(Part of a data file)
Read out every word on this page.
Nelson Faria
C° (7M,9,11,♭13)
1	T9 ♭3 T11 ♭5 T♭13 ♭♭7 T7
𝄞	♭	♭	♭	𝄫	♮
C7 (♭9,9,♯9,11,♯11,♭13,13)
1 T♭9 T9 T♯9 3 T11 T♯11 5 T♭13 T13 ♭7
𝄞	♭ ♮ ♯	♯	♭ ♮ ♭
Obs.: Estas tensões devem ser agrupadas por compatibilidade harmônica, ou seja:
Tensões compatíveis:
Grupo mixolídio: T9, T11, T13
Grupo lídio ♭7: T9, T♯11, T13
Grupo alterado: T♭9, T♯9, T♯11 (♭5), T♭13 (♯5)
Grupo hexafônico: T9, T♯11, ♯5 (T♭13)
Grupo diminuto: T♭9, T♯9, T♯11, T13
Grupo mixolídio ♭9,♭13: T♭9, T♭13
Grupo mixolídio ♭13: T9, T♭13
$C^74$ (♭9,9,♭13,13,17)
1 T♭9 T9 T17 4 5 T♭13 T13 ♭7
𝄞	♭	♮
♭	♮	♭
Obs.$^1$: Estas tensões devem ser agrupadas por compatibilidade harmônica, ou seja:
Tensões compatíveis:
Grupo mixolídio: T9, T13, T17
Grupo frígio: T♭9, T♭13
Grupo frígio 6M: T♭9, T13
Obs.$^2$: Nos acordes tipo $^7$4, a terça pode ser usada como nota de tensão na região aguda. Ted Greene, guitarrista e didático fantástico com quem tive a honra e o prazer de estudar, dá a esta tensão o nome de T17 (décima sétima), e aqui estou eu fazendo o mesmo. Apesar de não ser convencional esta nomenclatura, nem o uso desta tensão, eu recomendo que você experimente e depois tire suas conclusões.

**WHAT THE TASK REQUIRES:** Make an exact copy of every line in the data.

**RESPONSE:**
Read out every word on this page.
Nelson Faria
C° (7M,9,11,♭13)
1	T9 ♭3 T11 ♭5 T♭13 ♭♭7 T7
𝄞	♭	♭	♭	𝄫	♮
C7 (♭9,9,♯9,11,♯11,♭13,13)
1 T♭9 T9 T♯9 3 T11 T♯11 5 T♭13 T13 ♭7
𝄞	♭ ♮ ♯	♯	♭ ♮ ♭
Obs.: Estas tensões devem ser agrupadas por compatibilidade harmônica, ou seja:
Tensões compatíveis:
Grupo mixolídio: T9, T11, T13
Grupo lídio ♭7: T9, T♯11, T13
Grupo alterado: T♭9, T♯9, T♯11 (♭5), T♭13 (♯5)
Grupo hexafônico: T9, T♯11, ♯5 (T♭13)
Grupo diminuto: T♭9, T♯9, T♯11, T13
Grupo mixolídio ♭9,♭13: T♭9, T♭13
Grupo mixolídio ♭13: T9, T♭13
$C^74$ (♭9,9,♭13,13,17)
1 T♭9 T9 T17 4 5 T♭13 T13 ♭7
𝄞	♭	♮
♭	♮	♭
Obs.$^1$: Estas tensões devem ser agrupadas por compatibilidade harmônica, ou seja:
Tensões compatíveis:
Grupo mixolídio: T9, T13, T17
Grupo frígio: T♭9, T♭13
Grupo frígio 6M: T♭9, T13
Obs.$^2$: Nos acordes tipo $^7$4, a terça pode ser usada como nota de tensão na região aguda. Ted Greene, guitarrista e didático fantástico com quem tive a honra e o prazer de estudar, dá a esta tensão o nome de T17 (décima sétima), e aqui estou eu fazendo o mesmo. Apesar de não ser convencional esta nomenclatura, nem o uso desta tensão, eu recomendo que você experimente e depois tire suas conclusões.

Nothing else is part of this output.